--- Given data ---

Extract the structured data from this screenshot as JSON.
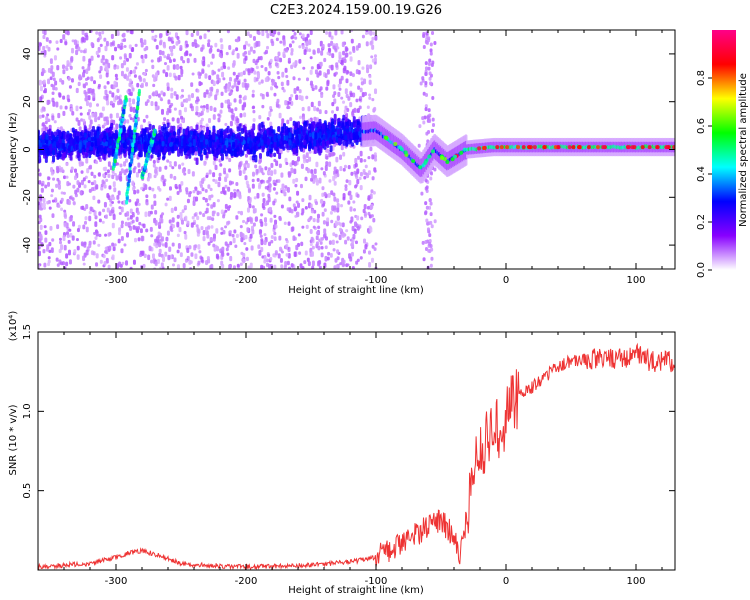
{
  "title": "C2E3.2024.159.00.19.G26",
  "chart_data": [
    {
      "type": "heatmap",
      "xlabel": "Height of straight line (km)",
      "ylabel": "Frequency (Hz)",
      "xlim": [
        -360,
        130
      ],
      "ylim": [
        -50,
        50
      ],
      "xticks": [
        -300,
        -200,
        -100,
        0,
        100
      ],
      "xtick_labels": [
        "-300",
        "-200",
        "-100",
        "0",
        "100"
      ],
      "yticks": [
        -40,
        -20,
        0,
        20,
        40
      ],
      "ytick_labels": [
        "-40",
        "-20",
        "0",
        "20",
        "40"
      ],
      "grid": false,
      "colorbar": {
        "label": "Normalized spectral amplitude",
        "range": [
          0,
          1
        ],
        "ticks": [
          0.0,
          0.2,
          0.4,
          0.6,
          0.8
        ],
        "tick_labels": [
          "0.0",
          "0.2",
          "0.4",
          "0.6",
          "0.8"
        ],
        "colormap": [
          "#ffffff",
          "#8800ff",
          "#0000ff",
          "#00ffff",
          "#00ff00",
          "#ffff00",
          "#ff0000",
          "#ff0088"
        ]
      },
      "ridge": {
        "x": [
          -360,
          -300,
          -200,
          -120,
          -100,
          -80,
          -65,
          -55,
          -45,
          -30,
          -10,
          0,
          50,
          100,
          130
        ],
        "frequency": [
          2,
          3,
          3,
          7,
          8,
          0,
          -8,
          0,
          -5,
          0,
          1,
          1,
          1,
          1,
          1
        ]
      }
    },
    {
      "type": "line",
      "xlabel": "Height of straight line (km)",
      "ylabel": "SNR (10 * v/v)",
      "y_multiplier": "(x10⁴)",
      "xlim": [
        -360,
        130
      ],
      "ylim": [
        0,
        1.5
      ],
      "xticks": [
        -300,
        -200,
        -100,
        0,
        100
      ],
      "xtick_labels": [
        "-300",
        "-200",
        "-100",
        "0",
        "100"
      ],
      "yticks": [
        0.5,
        1.0,
        1.5
      ],
      "ytick_labels": [
        "0.5",
        "1.0",
        "1.5"
      ],
      "grid": false,
      "series": [
        {
          "color": "#ee3333",
          "x": [
            -360,
            -340,
            -320,
            -300,
            -290,
            -280,
            -270,
            -260,
            -250,
            -230,
            -200,
            -150,
            -120,
            -100,
            -90,
            -80,
            -70,
            -60,
            -50,
            -40,
            -35,
            -30,
            -25,
            -20,
            -15,
            -10,
            -5,
            0,
            5,
            10,
            20,
            30,
            40,
            50,
            70,
            90,
            100,
            110,
            130
          ],
          "y": [
            0.02,
            0.03,
            0.04,
            0.08,
            0.11,
            0.12,
            0.1,
            0.07,
            0.04,
            0.03,
            0.02,
            0.03,
            0.05,
            0.08,
            0.12,
            0.18,
            0.22,
            0.28,
            0.32,
            0.2,
            0.1,
            0.35,
            0.6,
            0.75,
            0.8,
            0.85,
            0.9,
            0.95,
            1.05,
            1.1,
            1.15,
            1.22,
            1.28,
            1.32,
            1.33,
            1.34,
            1.36,
            1.32,
            1.31
          ]
        }
      ]
    }
  ]
}
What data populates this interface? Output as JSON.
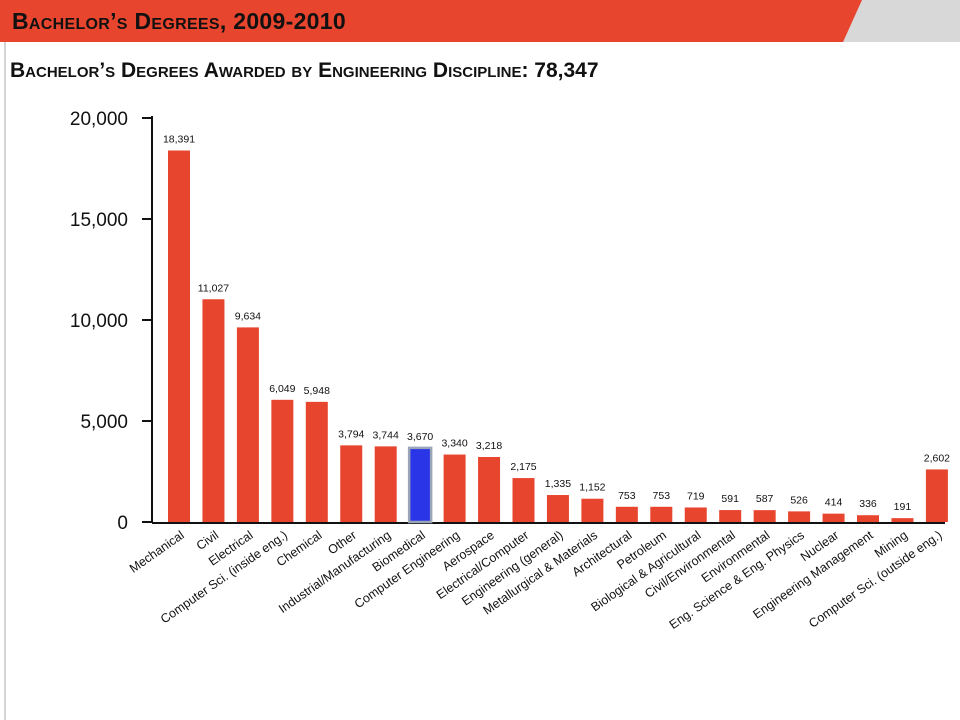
{
  "slide": {
    "title": "Bachelor’s Degrees, 2009-2010"
  },
  "colors": {
    "banner": "#e8452e",
    "bar": "#e8452e",
    "highlight_bar": "#2a35e8",
    "highlight_border": "#9aa6b8"
  },
  "chart_data": {
    "type": "bar",
    "title": "Bachelor’s Degrees Awarded by Engineering Discipline: 78,347",
    "xlabel": "",
    "ylabel": "",
    "ylim": [
      0,
      20000
    ],
    "yticks": [
      0,
      5000,
      10000,
      15000,
      20000
    ],
    "ytick_labels": [
      "0",
      "5,000",
      "10,000",
      "15,000",
      "20,000"
    ],
    "grid": false,
    "highlight_category": "Biomedical",
    "categories": [
      "Mechanical",
      "Civil",
      "Electrical",
      "Computer Sci. (inside eng.)",
      "Chemical",
      "Other",
      "Industrial/Manufacturing",
      "Biomedical",
      "Computer Engineering",
      "Aerospace",
      "Electrical/Computer",
      "Engineering (general)",
      "Metallurgical & Materials",
      "Architectural",
      "Petroleum",
      "Biological & Agricultural",
      "Civil/Environmental",
      "Environmental",
      "Eng. Science & Eng. Physics",
      "Nuclear",
      "Engineering Management",
      "Mining",
      "Computer Sci. (outside eng.)"
    ],
    "values": [
      18391,
      11027,
      9634,
      6049,
      5948,
      3794,
      3744,
      3670,
      3340,
      3218,
      2175,
      1335,
      1152,
      753,
      753,
      719,
      591,
      587,
      526,
      414,
      336,
      191,
      2602
    ],
    "value_labels": [
      "18,391",
      "11,027",
      "9,634",
      "6,049",
      "5,948",
      "3,794",
      "3,744",
      "3,670",
      "3,340",
      "3,218",
      "2,175",
      "1,335",
      "1,152",
      "753",
      "753",
      "719",
      "591",
      "587",
      "526",
      "414",
      "336",
      "191",
      "2,602"
    ]
  }
}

---

_What you have to do:_ Write out the records above exactly as they appear, leaving out any pictures.

_Completed task:_
Extract the structured data from this screenshot as JSON.
{
  "title": "C2E3.2024.159.00.19.G26",
  "chart_data": [
    {
      "type": "heatmap",
      "xlabel": "Height of straight line (km)",
      "ylabel": "Frequency (Hz)",
      "xlim": [
        -360,
        130
      ],
      "ylim": [
        -50,
        50
      ],
      "xticks": [
        -300,
        -200,
        -100,
        0,
        100
      ],
      "xtick_labels": [
        "-300",
        "-200",
        "-100",
        "0",
        "100"
      ],
      "yticks": [
        -40,
        -20,
        0,
        20,
        40
      ],
      "ytick_labels": [
        "-40",
        "-20",
        "0",
        "20",
        "40"
      ],
      "grid": false,
      "colorbar": {
        "label": "Normalized spectral amplitude",
        "range": [
          0,
          1
        ],
        "ticks": [
          0.0,
          0.2,
          0.4,
          0.6,
          0.8
        ],
        "tick_labels": [
          "0.0",
          "0.2",
          "0.4",
          "0.6",
          "0.8"
        ],
        "colormap": [
          "#ffffff",
          "#8800ff",
          "#0000ff",
          "#00ffff",
          "#00ff00",
          "#ffff00",
          "#ff0000",
          "#ff0088"
        ]
      },
      "ridge": {
        "x": [
          -360,
          -300,
          -200,
          -120,
          -100,
          -80,
          -65,
          -55,
          -45,
          -30,
          -10,
          0,
          50,
          100,
          130
        ],
        "frequency": [
          2,
          3,
          3,
          7,
          8,
          0,
          -8,
          0,
          -5,
          0,
          1,
          1,
          1,
          1,
          1
        ]
      }
    },
    {
      "type": "line",
      "xlabel": "Height of straight line (km)",
      "ylabel": "SNR (10 * v/v)",
      "y_multiplier": "(x10⁴)",
      "xlim": [
        -360,
        130
      ],
      "ylim": [
        0,
        1.5
      ],
      "xticks": [
        -300,
        -200,
        -100,
        0,
        100
      ],
      "xtick_labels": [
        "-300",
        "-200",
        "-100",
        "0",
        "100"
      ],
      "yticks": [
        0.5,
        1.0,
        1.5
      ],
      "ytick_labels": [
        "0.5",
        "1.0",
        "1.5"
      ],
      "grid": false,
      "series": [
        {
          "color": "#ee3333",
          "x": [
            -360,
            -340,
            -320,
            -300,
            -290,
            -280,
            -270,
            -260,
            -250,
            -230,
            -200,
            -150,
            -120,
            -100,
            -90,
            -80,
            -70,
            -60,
            -50,
            -40,
            -35,
            -30,
            -25,
            -20,
            -15,
            -10,
            -5,
            0,
            5,
            10,
            20,
            30,
            40,
            50,
            70,
            90,
            100,
            110,
            130
          ],
          "y": [
            0.02,
            0.03,
            0.04,
            0.08,
            0.11,
            0.12,
            0.1,
            0.07,
            0.04,
            0.03,
            0.02,
            0.03,
            0.05,
            0.08,
            0.12,
            0.18,
            0.22,
            0.28,
            0.32,
            0.2,
            0.1,
            0.35,
            0.6,
            0.75,
            0.8,
            0.85,
            0.9,
            0.95,
            1.05,
            1.1,
            1.15,
            1.22,
            1.28,
            1.32,
            1.33,
            1.34,
            1.36,
            1.32,
            1.31
          ]
        }
      ]
    }
  ]
}
What data populates this interface? Output as JSON.
{
  "slide": {
    "title": "Bachelor’s Degrees, 2009-2010"
  },
  "colors": {
    "banner": "#e8452e",
    "bar": "#e8452e",
    "highlight_bar": "#2a35e8",
    "highlight_border": "#9aa6b8"
  },
  "chart_data": {
    "type": "bar",
    "title": "Bachelor’s Degrees Awarded by Engineering Discipline: 78,347",
    "xlabel": "",
    "ylabel": "",
    "ylim": [
      0,
      20000
    ],
    "yticks": [
      0,
      5000,
      10000,
      15000,
      20000
    ],
    "ytick_labels": [
      "0",
      "5,000",
      "10,000",
      "15,000",
      "20,000"
    ],
    "grid": false,
    "highlight_category": "Biomedical",
    "categories": [
      "Mechanical",
      "Civil",
      "Electrical",
      "Computer Sci. (inside eng.)",
      "Chemical",
      "Other",
      "Industrial/Manufacturing",
      "Biomedical",
      "Computer Engineering",
      "Aerospace",
      "Electrical/Computer",
      "Engineering (general)",
      "Metallurgical & Materials",
      "Architectural",
      "Petroleum",
      "Biological & Agricultural",
      "Civil/Environmental",
      "Environmental",
      "Eng. Science & Eng. Physics",
      "Nuclear",
      "Engineering Management",
      "Mining",
      "Computer Sci. (outside eng.)"
    ],
    "values": [
      18391,
      11027,
      9634,
      6049,
      5948,
      3794,
      3744,
      3670,
      3340,
      3218,
      2175,
      1335,
      1152,
      753,
      753,
      719,
      591,
      587,
      526,
      414,
      336,
      191,
      2602
    ],
    "value_labels": [
      "18,391",
      "11,027",
      "9,634",
      "6,049",
      "5,948",
      "3,794",
      "3,744",
      "3,670",
      "3,340",
      "3,218",
      "2,175",
      "1,335",
      "1,152",
      "753",
      "753",
      "719",
      "591",
      "587",
      "526",
      "414",
      "336",
      "191",
      "2,602"
    ]
  }
}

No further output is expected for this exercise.